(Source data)
* begin *

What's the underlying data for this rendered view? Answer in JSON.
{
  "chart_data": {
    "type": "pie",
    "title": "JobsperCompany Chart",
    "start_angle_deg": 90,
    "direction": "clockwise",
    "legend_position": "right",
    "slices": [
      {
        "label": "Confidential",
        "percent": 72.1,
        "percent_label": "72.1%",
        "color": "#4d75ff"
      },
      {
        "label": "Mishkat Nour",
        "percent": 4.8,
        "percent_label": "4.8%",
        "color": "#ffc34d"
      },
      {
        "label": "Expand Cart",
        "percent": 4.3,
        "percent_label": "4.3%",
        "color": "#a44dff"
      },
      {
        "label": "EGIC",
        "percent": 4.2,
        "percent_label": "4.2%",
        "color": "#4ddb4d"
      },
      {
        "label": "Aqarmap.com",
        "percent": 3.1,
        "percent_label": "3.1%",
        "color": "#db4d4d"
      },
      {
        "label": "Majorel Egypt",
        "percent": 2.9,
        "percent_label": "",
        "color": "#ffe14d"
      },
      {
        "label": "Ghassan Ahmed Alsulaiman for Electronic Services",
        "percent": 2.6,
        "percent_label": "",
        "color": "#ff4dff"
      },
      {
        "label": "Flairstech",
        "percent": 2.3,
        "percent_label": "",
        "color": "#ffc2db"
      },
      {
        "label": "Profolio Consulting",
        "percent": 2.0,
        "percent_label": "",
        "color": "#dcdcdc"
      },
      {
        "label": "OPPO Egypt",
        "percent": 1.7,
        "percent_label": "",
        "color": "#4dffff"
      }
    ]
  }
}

* end *

PROBLEM DETAILS: Gather up the lines that contain the word "color".

TASK RESPONSE:
        "color": "#4d75ff"
        "color": "#ffc34d"
        "color": "#a44dff"
        "color": "#4ddb4d"
        "color": "#db4d4d"
        "color": "#ffe14d"
        "color": "#ff4dff"
        "color": "#ffc2db"
        "color": "#dcdcdc"
        "color": "#4dffff"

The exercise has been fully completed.